#### DIRECTIONS FOR THIS TASK:
Gather the lines below that include the string "Magical", copying each in full.

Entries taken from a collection
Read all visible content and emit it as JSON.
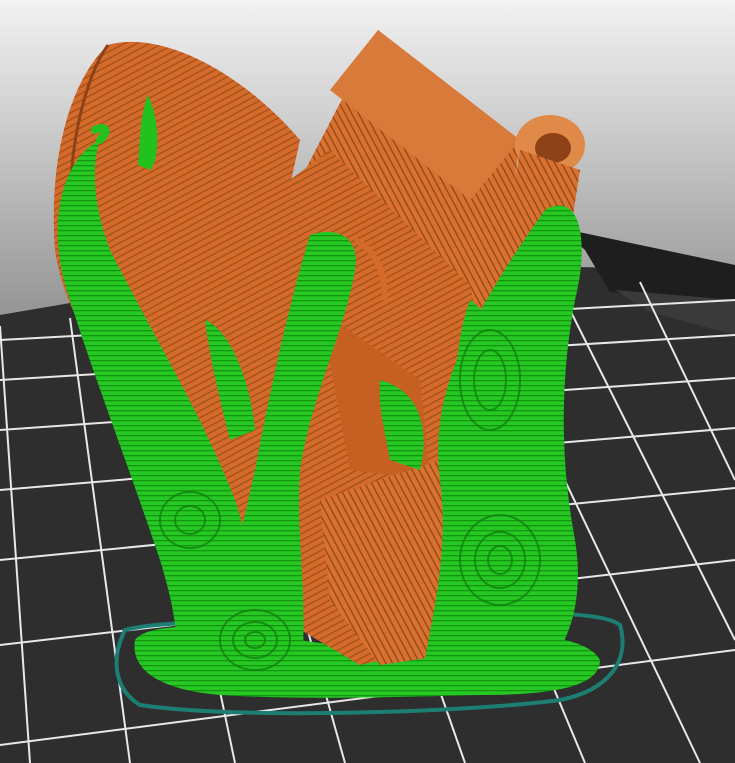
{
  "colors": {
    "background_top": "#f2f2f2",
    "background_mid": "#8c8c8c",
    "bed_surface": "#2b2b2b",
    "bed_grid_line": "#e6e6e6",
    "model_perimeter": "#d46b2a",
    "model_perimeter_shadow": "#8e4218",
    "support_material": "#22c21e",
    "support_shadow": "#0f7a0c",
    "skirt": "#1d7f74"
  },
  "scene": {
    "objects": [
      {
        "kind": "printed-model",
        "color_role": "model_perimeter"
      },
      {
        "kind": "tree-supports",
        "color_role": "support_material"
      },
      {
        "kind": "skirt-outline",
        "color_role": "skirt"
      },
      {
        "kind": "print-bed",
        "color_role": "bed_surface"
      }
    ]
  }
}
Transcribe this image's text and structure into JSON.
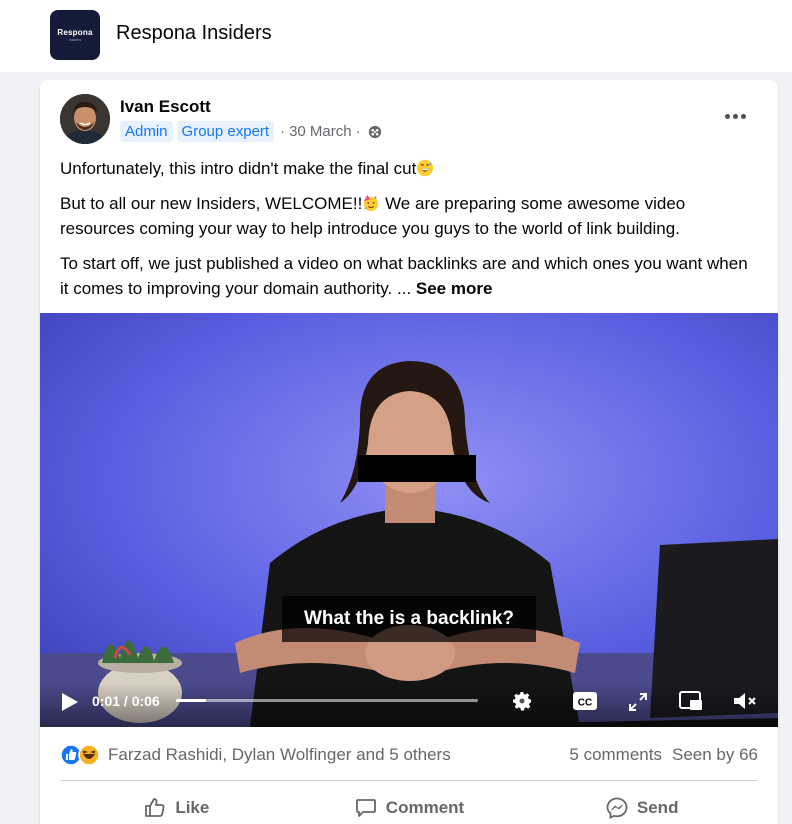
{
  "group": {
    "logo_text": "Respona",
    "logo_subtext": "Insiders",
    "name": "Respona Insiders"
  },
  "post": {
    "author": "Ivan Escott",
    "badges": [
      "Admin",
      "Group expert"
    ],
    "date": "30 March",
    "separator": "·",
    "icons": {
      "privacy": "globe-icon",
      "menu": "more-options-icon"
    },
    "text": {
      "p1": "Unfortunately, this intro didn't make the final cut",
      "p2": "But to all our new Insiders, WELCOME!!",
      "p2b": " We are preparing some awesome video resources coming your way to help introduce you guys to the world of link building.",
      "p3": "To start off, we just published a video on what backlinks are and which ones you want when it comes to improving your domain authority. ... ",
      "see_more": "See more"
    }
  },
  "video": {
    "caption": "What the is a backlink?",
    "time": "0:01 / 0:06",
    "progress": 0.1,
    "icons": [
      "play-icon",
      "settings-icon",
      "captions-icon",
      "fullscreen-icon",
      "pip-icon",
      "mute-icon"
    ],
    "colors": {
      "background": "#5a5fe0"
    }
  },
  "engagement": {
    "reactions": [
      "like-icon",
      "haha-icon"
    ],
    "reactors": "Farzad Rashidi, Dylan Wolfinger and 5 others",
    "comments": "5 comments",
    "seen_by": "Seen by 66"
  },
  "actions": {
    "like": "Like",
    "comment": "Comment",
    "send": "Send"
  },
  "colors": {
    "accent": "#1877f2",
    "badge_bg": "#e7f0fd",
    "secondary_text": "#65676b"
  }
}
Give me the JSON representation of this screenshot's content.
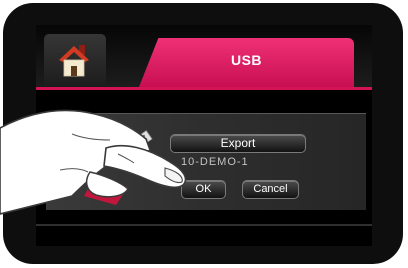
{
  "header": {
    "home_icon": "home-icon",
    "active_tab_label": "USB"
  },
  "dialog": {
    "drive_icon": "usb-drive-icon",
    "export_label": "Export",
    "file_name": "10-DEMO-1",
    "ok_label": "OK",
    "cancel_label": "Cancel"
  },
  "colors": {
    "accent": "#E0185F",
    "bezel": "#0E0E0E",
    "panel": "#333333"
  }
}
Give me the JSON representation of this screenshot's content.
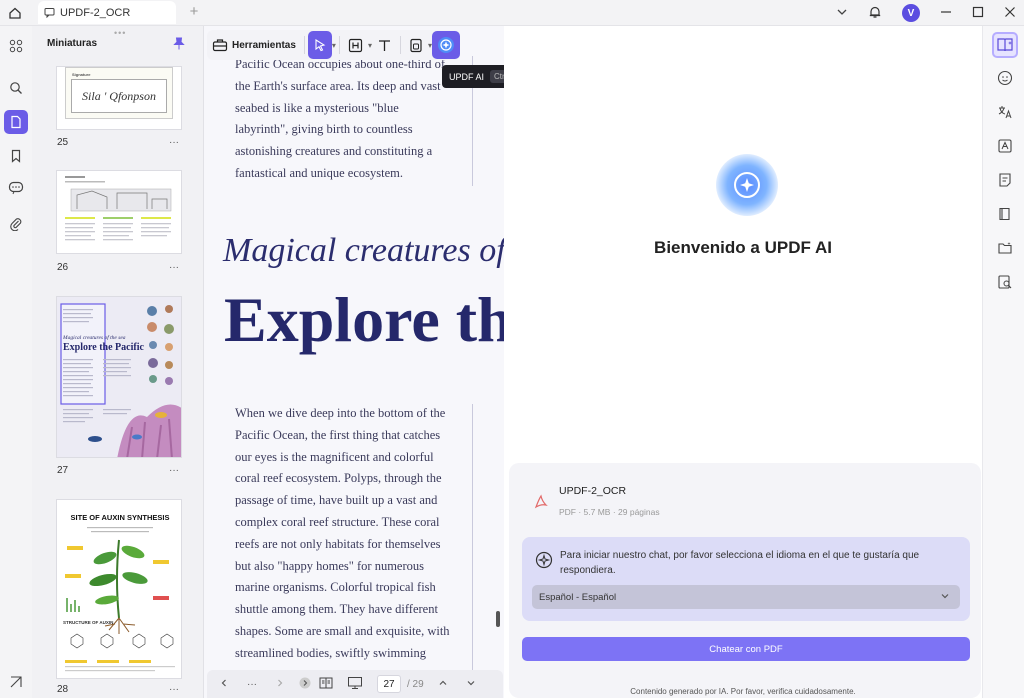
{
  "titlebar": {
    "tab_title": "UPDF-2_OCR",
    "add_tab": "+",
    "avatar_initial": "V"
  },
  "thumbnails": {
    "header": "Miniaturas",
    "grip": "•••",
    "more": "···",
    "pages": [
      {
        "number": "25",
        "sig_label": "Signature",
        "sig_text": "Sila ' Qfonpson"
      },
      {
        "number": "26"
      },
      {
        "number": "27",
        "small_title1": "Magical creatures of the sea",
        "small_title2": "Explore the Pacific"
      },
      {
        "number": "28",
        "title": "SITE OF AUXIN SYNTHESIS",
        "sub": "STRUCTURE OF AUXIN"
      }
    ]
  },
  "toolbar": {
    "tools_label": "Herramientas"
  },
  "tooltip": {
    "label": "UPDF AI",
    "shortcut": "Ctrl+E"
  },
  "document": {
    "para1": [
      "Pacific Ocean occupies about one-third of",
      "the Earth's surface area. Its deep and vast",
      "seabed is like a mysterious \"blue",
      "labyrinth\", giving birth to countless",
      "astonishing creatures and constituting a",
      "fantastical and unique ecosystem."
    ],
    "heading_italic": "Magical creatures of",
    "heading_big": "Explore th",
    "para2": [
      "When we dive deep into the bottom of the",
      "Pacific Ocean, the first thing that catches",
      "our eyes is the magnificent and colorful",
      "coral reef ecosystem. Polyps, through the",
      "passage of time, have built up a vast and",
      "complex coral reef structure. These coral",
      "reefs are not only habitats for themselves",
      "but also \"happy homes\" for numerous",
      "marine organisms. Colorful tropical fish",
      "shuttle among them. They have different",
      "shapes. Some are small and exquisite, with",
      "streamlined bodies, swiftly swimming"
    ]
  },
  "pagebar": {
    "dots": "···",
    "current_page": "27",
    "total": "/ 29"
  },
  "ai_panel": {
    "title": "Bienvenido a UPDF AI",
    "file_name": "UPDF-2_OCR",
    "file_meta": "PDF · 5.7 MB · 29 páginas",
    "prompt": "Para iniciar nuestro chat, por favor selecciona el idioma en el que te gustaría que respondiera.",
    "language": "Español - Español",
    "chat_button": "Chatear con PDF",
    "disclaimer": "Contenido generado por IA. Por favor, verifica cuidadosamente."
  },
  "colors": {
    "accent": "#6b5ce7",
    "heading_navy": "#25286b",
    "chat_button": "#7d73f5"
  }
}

#### TASK OUTPUT:
        "small_title1": "Magical creatures of the sea",
    "heading_italic": "Magical creatures of",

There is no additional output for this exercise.